Entries taken from a collection:

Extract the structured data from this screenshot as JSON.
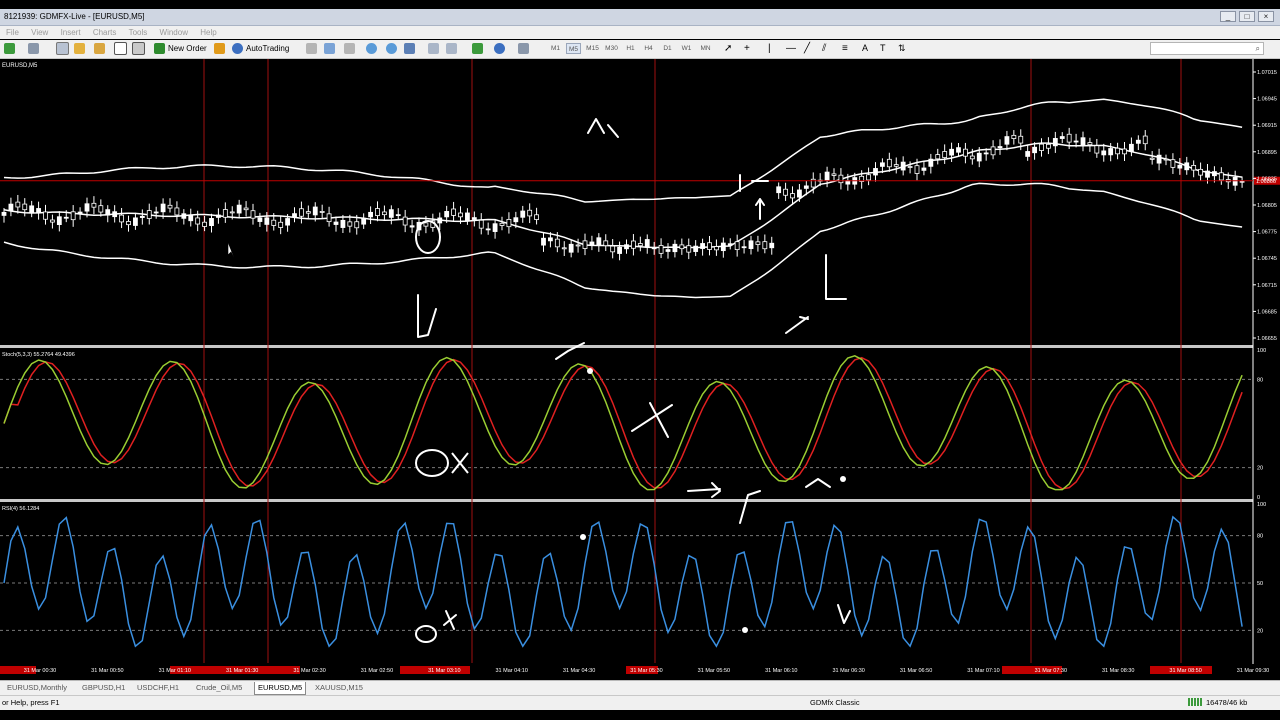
{
  "window": {
    "title": "8121939: GDMFX-Live - [EURUSD,M5]",
    "buttons": [
      "_",
      "□",
      "×"
    ]
  },
  "menu": [
    "File",
    "View",
    "Insert",
    "Charts",
    "Tools",
    "Window",
    "Help"
  ],
  "toolbar": {
    "new_order": "New Order",
    "autotrading": "AutoTrading",
    "timeframes": [
      "M1",
      "M5",
      "M15",
      "M30",
      "H1",
      "H4",
      "D1",
      "W1",
      "MN"
    ],
    "active_timeframe": "M5"
  },
  "chart": {
    "symbol_label": "EURUSD,M5",
    "price_levels": [
      "1.07015",
      "1.06945",
      "1.06915",
      "1.06895",
      "1.06835",
      "1.06805",
      "1.06775",
      "1.06745",
      "1.06715",
      "1.06685",
      "1.06655"
    ],
    "current_price": "1.06866",
    "stoch_label": "Stoch(5,3,3) 55.2764 49.4396",
    "stoch_levels": [
      "100",
      "80",
      "20",
      "0"
    ],
    "rsi_label": "RSI(4) 56.1284",
    "rsi_levels": [
      "100",
      "80",
      "50",
      "20"
    ],
    "time_labels": [
      "31 Mar 00:30",
      "31 Mar 00:50",
      "31 Mar 01:10",
      "31 Mar 01:30",
      "31 Mar 02:30",
      "31 Mar 02:50",
      "31 Mar 03:10",
      "31 Mar 04:10",
      "31 Mar 04:30",
      "31 Mar 05:30",
      "31 Mar 05:50",
      "31 Mar 06:10",
      "31 Mar 06:30",
      "31 Mar 06:50",
      "31 Mar 07:10",
      "31 Mar 07:30",
      "31 Mar 08:30",
      "31 Mar 08:50",
      "31 Mar 09:30"
    ],
    "colors": {
      "background": "#000000",
      "bollinger": "#ffffff",
      "stoch_main": "#9acd32",
      "stoch_signal": "#e02020",
      "rsi": "#3a8fe0",
      "vertical_lines": "#a01010",
      "current_price_line": "#c00000"
    }
  },
  "tabs": [
    "EURUSD,Monthly",
    "GBPUSD,H1",
    "USDCHF,H1",
    "Crude_Oil,M5",
    "EURUSD,M5",
    "XAUUSD,M15"
  ],
  "active_tab": "EURUSD,M5",
  "status": {
    "help": "or Help, press F1",
    "profile": "GDMfx Classic",
    "connection": "16478/46 kb"
  }
}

> **Exercise brief**
Output every entry word for word, but omit the pictures.

> **Result for this task**
Extract the structured data from this screenshot as JSON.
{
  "window": {
    "title": "8121939: GDMFX-Live - [EURUSD,M5]",
    "buttons": [
      "_",
      "□",
      "×"
    ]
  },
  "menu": [
    "File",
    "View",
    "Insert",
    "Charts",
    "Tools",
    "Window",
    "Help"
  ],
  "toolbar": {
    "new_order": "New Order",
    "autotrading": "AutoTrading",
    "timeframes": [
      "M1",
      "M5",
      "M15",
      "M30",
      "H1",
      "H4",
      "D1",
      "W1",
      "MN"
    ],
    "active_timeframe": "M5"
  },
  "chart": {
    "symbol_label": "EURUSD,M5",
    "price_levels": [
      "1.07015",
      "1.06945",
      "1.06915",
      "1.06895",
      "1.06835",
      "1.06805",
      "1.06775",
      "1.06745",
      "1.06715",
      "1.06685",
      "1.06655"
    ],
    "current_price": "1.06866",
    "stoch_label": "Stoch(5,3,3) 55.2764 49.4396",
    "stoch_levels": [
      "100",
      "80",
      "20",
      "0"
    ],
    "rsi_label": "RSI(4) 56.1284",
    "rsi_levels": [
      "100",
      "80",
      "50",
      "20"
    ],
    "time_labels": [
      "31 Mar 00:30",
      "31 Mar 00:50",
      "31 Mar 01:10",
      "31 Mar 01:30",
      "31 Mar 02:30",
      "31 Mar 02:50",
      "31 Mar 03:10",
      "31 Mar 04:10",
      "31 Mar 04:30",
      "31 Mar 05:30",
      "31 Mar 05:50",
      "31 Mar 06:10",
      "31 Mar 06:30",
      "31 Mar 06:50",
      "31 Mar 07:10",
      "31 Mar 07:30",
      "31 Mar 08:30",
      "31 Mar 08:50",
      "31 Mar 09:30"
    ],
    "colors": {
      "background": "#000000",
      "bollinger": "#ffffff",
      "stoch_main": "#9acd32",
      "stoch_signal": "#e02020",
      "rsi": "#3a8fe0",
      "vertical_lines": "#a01010",
      "current_price_line": "#c00000"
    }
  },
  "tabs": [
    "EURUSD,Monthly",
    "GBPUSD,H1",
    "USDCHF,H1",
    "Crude_Oil,M5",
    "EURUSD,M5",
    "XAUUSD,M15"
  ],
  "active_tab": "EURUSD,M5",
  "status": {
    "help": "or Help, press F1",
    "profile": "GDMfx Classic",
    "connection": "16478/46 kb"
  }
}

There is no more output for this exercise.